• _Entries shown_
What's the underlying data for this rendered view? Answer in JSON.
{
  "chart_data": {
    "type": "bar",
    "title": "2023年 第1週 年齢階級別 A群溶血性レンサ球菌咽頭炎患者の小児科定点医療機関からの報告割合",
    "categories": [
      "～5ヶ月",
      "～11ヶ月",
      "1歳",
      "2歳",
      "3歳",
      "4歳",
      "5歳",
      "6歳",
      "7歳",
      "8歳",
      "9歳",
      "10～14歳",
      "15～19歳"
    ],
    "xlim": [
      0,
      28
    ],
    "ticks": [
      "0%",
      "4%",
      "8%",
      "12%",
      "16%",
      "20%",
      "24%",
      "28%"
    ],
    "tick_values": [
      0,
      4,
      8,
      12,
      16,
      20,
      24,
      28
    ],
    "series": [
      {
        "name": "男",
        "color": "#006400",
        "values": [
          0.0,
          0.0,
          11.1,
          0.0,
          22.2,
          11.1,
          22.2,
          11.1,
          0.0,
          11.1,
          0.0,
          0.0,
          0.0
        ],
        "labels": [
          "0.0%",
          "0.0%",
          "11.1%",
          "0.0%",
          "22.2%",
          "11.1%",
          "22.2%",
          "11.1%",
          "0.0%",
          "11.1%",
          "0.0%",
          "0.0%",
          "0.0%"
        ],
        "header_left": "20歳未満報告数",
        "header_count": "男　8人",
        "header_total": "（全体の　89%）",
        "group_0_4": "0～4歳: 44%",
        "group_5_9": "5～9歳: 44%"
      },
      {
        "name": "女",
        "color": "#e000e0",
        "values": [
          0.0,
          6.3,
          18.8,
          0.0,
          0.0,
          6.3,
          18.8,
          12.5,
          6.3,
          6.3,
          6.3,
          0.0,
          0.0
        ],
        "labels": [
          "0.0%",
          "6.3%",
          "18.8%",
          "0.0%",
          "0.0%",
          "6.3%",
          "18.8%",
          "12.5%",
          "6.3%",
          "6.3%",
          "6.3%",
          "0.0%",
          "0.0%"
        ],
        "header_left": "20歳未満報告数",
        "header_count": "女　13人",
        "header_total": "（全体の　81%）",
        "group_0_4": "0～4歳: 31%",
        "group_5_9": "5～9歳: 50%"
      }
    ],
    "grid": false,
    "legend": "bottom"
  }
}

• _What the exercise asks_
From the preceding material, extract every line exactly.

• _Result below_
What's the underlying data for this rendered view? Answer in JSON.
{
  "chart_data": {
    "type": "bar",
    "title": "2023年 第1週 年齢階級別 A群溶血性レンサ球菌咽頭炎患者の小児科定点医療機関からの報告割合",
    "categories": [
      "～5ヶ月",
      "～11ヶ月",
      "1歳",
      "2歳",
      "3歳",
      "4歳",
      "5歳",
      "6歳",
      "7歳",
      "8歳",
      "9歳",
      "10～14歳",
      "15～19歳"
    ],
    "xlim": [
      0,
      28
    ],
    "ticks": [
      "0%",
      "4%",
      "8%",
      "12%",
      "16%",
      "20%",
      "24%",
      "28%"
    ],
    "tick_values": [
      0,
      4,
      8,
      12,
      16,
      20,
      24,
      28
    ],
    "series": [
      {
        "name": "男",
        "color": "#006400",
        "values": [
          0.0,
          0.0,
          11.1,
          0.0,
          22.2,
          11.1,
          22.2,
          11.1,
          0.0,
          11.1,
          0.0,
          0.0,
          0.0
        ],
        "labels": [
          "0.0%",
          "0.0%",
          "11.1%",
          "0.0%",
          "22.2%",
          "11.1%",
          "22.2%",
          "11.1%",
          "0.0%",
          "11.1%",
          "0.0%",
          "0.0%",
          "0.0%"
        ],
        "header_left": "20歳未満報告数",
        "header_count": "男　8人",
        "header_total": "（全体の　89%）",
        "group_0_4": "0～4歳: 44%",
        "group_5_9": "5～9歳: 44%"
      },
      {
        "name": "女",
        "color": "#e000e0",
        "values": [
          0.0,
          6.3,
          18.8,
          0.0,
          0.0,
          6.3,
          18.8,
          12.5,
          6.3,
          6.3,
          6.3,
          0.0,
          0.0
        ],
        "labels": [
          "0.0%",
          "6.3%",
          "18.8%",
          "0.0%",
          "0.0%",
          "6.3%",
          "18.8%",
          "12.5%",
          "6.3%",
          "6.3%",
          "6.3%",
          "0.0%",
          "0.0%"
        ],
        "header_left": "20歳未満報告数",
        "header_count": "女　13人",
        "header_total": "（全体の　81%）",
        "group_0_4": "0～4歳: 31%",
        "group_5_9": "5～9歳: 50%"
      }
    ],
    "grid": false,
    "legend": "bottom"
  }
}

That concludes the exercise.